* [WORK TO DO] Count the lines below that contain the word "this" and give only that number.

Items listed in a dataset:
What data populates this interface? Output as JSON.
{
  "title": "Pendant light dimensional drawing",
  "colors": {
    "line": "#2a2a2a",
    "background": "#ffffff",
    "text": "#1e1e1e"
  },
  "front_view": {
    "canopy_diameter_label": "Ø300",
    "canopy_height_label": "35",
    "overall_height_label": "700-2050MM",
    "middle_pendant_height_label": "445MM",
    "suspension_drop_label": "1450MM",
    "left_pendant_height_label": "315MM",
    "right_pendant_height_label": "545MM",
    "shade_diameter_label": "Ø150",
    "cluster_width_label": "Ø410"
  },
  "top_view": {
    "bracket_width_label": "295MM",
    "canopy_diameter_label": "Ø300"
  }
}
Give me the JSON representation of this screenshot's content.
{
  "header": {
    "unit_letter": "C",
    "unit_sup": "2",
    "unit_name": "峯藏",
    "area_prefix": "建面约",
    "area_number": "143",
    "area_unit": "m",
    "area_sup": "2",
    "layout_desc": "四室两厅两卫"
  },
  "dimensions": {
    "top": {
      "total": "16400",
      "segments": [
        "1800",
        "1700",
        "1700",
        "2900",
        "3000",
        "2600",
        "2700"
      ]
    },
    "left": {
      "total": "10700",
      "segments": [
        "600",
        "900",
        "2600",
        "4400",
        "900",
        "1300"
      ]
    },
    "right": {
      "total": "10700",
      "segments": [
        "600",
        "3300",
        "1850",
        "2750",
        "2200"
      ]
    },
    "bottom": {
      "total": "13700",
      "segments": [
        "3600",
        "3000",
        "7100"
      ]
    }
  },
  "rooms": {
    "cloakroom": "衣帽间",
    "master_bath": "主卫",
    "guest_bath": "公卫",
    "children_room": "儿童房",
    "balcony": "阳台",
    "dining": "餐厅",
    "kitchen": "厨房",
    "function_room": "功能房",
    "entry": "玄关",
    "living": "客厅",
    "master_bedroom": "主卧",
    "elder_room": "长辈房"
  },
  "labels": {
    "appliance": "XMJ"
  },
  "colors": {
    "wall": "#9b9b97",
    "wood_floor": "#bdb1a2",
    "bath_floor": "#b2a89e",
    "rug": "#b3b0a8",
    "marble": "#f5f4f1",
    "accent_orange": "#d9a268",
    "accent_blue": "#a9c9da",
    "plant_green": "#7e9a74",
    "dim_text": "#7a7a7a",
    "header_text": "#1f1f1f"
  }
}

==

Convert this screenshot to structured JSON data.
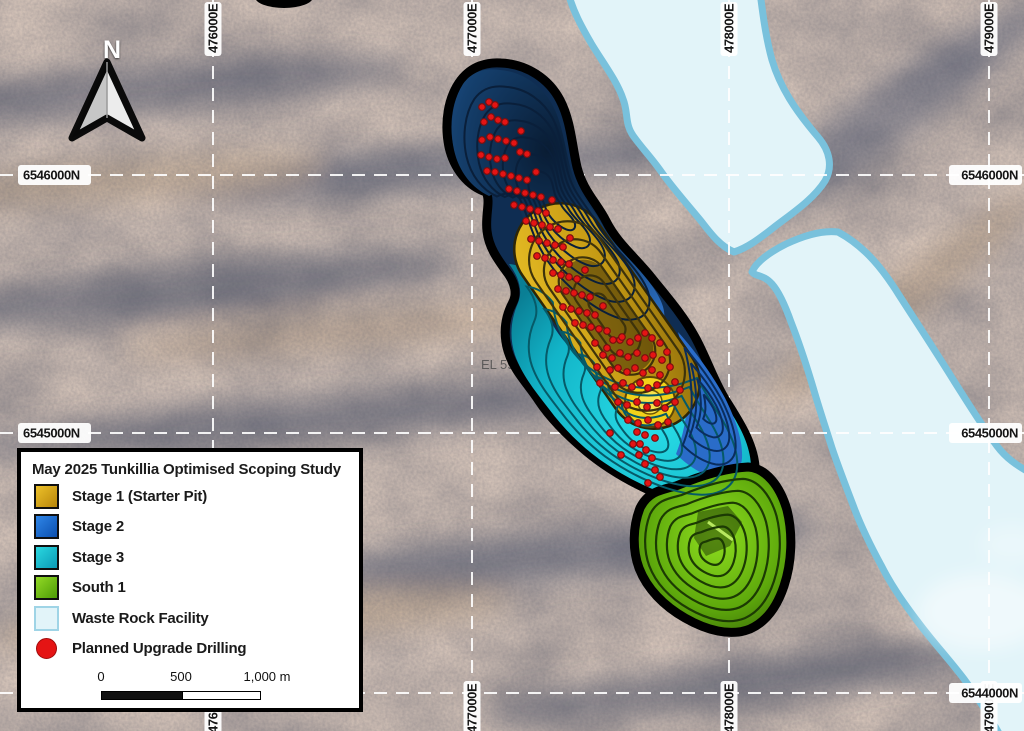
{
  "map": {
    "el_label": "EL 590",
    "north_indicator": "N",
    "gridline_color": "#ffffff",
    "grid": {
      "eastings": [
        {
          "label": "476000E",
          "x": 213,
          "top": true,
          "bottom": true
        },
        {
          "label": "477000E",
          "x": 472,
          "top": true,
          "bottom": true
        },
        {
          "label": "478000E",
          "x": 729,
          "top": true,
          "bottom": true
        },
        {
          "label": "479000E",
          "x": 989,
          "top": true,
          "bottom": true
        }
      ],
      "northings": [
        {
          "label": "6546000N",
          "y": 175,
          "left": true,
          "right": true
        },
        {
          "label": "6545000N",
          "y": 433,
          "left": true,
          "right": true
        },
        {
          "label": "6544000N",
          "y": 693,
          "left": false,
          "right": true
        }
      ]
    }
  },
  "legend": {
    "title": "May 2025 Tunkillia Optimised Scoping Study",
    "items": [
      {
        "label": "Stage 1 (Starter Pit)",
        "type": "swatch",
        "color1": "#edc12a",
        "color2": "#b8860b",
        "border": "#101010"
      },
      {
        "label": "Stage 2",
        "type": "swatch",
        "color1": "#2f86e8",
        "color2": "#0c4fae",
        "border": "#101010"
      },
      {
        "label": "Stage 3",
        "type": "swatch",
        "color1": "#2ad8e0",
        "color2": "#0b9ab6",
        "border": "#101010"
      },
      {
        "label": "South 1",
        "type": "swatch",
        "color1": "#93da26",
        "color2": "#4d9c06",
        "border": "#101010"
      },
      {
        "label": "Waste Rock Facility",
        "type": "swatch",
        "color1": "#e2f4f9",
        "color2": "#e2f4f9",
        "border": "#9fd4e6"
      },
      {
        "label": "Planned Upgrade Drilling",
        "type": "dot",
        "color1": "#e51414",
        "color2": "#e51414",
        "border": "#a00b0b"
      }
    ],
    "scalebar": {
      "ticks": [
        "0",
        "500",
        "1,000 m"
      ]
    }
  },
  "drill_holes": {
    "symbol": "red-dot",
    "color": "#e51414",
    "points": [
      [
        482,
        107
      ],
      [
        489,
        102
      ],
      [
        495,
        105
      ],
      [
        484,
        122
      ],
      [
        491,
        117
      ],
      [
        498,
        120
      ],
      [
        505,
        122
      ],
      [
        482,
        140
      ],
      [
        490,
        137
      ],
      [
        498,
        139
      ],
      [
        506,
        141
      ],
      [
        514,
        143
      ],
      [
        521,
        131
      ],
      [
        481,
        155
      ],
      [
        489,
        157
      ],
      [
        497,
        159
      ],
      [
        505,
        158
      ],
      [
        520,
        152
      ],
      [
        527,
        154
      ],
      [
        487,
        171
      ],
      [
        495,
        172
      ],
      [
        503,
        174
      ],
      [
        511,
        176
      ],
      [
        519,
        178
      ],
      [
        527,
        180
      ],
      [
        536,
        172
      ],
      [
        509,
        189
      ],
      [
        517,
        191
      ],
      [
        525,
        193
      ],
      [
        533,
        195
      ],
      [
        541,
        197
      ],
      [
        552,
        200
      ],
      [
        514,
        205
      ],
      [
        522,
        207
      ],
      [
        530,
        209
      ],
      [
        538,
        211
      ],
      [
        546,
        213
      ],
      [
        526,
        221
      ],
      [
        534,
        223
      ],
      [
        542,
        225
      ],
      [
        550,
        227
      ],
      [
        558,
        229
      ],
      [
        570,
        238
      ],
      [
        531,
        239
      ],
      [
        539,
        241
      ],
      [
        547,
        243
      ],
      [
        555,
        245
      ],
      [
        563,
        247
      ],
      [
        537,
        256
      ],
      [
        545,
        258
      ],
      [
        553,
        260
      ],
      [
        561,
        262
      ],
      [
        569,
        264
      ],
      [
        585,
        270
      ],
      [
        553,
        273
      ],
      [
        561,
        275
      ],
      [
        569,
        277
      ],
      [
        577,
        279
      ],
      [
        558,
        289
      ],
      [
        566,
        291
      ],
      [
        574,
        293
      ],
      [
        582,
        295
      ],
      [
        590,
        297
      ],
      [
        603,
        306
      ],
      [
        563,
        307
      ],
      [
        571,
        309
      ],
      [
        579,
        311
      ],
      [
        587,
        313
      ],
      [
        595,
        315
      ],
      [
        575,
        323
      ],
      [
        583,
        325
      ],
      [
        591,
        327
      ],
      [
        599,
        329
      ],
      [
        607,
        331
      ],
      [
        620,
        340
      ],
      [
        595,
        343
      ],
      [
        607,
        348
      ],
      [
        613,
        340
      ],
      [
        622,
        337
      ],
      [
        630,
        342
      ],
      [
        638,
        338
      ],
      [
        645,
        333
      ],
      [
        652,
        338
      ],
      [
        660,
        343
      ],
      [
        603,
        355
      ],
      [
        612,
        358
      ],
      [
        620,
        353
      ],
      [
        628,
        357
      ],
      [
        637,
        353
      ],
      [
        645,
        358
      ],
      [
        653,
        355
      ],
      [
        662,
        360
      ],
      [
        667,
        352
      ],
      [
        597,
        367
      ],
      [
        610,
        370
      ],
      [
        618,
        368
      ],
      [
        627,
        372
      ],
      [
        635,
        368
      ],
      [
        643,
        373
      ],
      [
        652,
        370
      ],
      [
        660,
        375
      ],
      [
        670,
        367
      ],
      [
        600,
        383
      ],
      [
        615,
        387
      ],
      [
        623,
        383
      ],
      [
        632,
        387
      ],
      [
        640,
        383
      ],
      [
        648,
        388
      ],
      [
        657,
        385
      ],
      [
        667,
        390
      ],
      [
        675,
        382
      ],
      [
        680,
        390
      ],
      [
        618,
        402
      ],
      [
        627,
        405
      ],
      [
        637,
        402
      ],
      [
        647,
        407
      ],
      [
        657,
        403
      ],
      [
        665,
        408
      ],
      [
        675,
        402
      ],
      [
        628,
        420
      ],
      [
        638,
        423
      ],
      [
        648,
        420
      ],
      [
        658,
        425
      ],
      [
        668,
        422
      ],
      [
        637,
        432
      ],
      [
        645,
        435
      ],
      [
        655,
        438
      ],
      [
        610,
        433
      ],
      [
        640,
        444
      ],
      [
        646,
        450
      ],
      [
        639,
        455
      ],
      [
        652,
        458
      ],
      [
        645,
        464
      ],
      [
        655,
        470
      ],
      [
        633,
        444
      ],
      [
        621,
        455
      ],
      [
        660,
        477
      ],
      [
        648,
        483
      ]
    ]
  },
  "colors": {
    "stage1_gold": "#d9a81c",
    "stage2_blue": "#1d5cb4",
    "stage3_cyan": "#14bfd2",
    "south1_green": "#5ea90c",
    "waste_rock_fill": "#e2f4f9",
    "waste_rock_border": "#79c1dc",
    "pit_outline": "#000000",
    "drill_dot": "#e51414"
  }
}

---

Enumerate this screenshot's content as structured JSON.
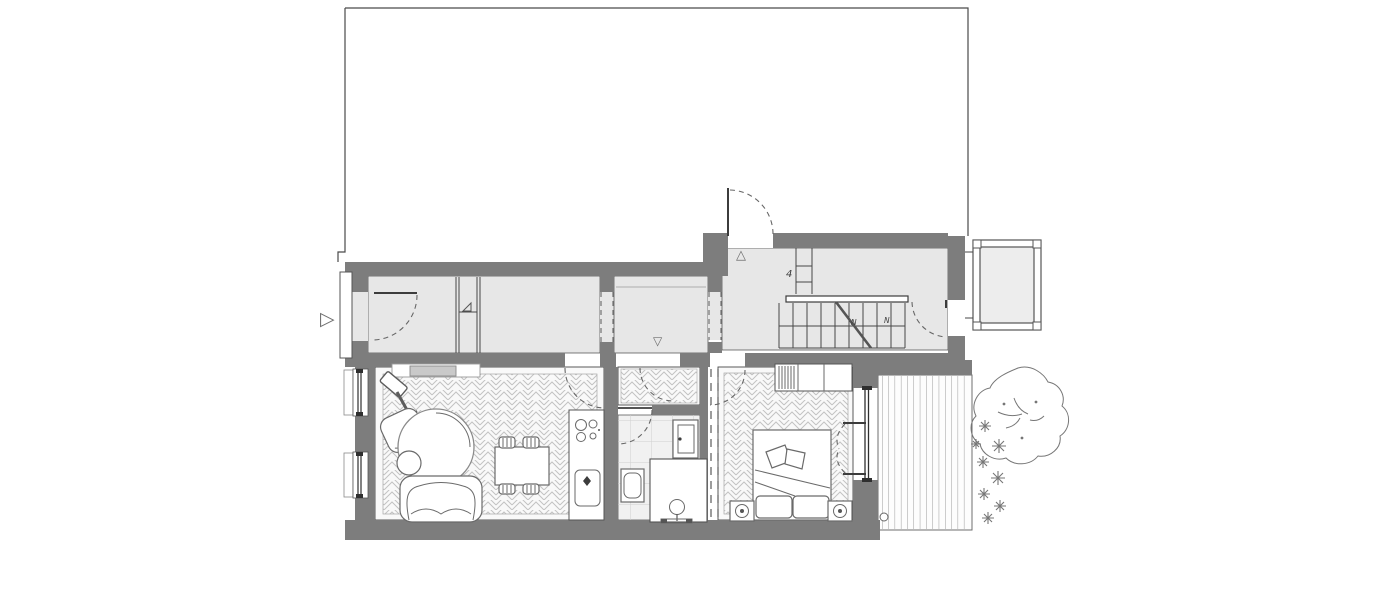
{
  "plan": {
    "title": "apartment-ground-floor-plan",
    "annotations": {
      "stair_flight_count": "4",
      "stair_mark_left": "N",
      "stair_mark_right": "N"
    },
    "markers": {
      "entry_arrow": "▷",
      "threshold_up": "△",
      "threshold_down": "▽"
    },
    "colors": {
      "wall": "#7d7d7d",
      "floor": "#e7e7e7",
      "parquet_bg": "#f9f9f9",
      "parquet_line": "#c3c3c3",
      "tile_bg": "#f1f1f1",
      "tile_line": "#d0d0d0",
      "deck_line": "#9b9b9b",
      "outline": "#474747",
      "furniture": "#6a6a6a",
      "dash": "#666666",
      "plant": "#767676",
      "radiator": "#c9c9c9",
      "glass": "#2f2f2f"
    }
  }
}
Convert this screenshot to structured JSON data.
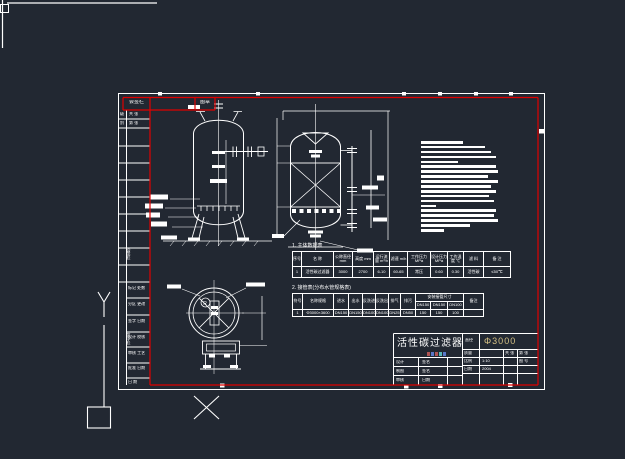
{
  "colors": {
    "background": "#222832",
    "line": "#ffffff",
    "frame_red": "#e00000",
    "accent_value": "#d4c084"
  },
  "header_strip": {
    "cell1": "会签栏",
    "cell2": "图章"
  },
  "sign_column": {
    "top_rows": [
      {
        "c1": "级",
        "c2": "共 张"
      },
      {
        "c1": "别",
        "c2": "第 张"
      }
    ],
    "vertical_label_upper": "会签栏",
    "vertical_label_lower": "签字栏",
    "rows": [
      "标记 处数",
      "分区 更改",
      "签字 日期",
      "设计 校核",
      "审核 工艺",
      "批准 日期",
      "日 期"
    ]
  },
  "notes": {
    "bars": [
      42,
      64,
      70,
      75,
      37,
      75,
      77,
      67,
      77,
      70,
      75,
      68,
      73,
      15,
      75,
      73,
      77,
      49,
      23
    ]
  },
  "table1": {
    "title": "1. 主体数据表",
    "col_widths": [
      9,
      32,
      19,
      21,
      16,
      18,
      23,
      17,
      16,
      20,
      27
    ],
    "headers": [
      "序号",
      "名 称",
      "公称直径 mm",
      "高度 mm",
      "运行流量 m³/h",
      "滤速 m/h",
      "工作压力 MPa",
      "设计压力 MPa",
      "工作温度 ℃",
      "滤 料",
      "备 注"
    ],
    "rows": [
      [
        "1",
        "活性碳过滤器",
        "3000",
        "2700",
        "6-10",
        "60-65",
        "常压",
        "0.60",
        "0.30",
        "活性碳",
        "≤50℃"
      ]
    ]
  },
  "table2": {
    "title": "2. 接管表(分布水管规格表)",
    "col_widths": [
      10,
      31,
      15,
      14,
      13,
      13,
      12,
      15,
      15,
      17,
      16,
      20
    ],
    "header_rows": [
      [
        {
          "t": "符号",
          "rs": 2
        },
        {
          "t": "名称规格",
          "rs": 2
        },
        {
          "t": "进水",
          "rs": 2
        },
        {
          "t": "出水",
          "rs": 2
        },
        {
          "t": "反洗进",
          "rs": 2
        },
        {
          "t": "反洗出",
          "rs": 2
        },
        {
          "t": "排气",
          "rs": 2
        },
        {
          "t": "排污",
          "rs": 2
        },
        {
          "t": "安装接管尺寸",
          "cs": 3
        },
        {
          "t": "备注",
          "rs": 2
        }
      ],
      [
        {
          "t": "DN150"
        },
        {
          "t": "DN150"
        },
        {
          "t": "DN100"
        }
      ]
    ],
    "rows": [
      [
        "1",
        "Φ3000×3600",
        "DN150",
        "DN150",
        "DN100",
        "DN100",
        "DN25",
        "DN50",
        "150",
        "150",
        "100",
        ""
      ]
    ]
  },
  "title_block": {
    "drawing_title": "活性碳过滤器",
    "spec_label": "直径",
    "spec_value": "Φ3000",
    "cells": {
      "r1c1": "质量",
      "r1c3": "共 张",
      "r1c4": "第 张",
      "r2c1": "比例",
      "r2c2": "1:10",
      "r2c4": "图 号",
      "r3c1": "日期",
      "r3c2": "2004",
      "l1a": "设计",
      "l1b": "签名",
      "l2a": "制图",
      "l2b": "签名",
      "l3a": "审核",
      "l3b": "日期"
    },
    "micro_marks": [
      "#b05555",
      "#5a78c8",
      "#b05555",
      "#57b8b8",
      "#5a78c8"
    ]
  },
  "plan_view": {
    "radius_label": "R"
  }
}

* [EXPECTED ANSWER] 5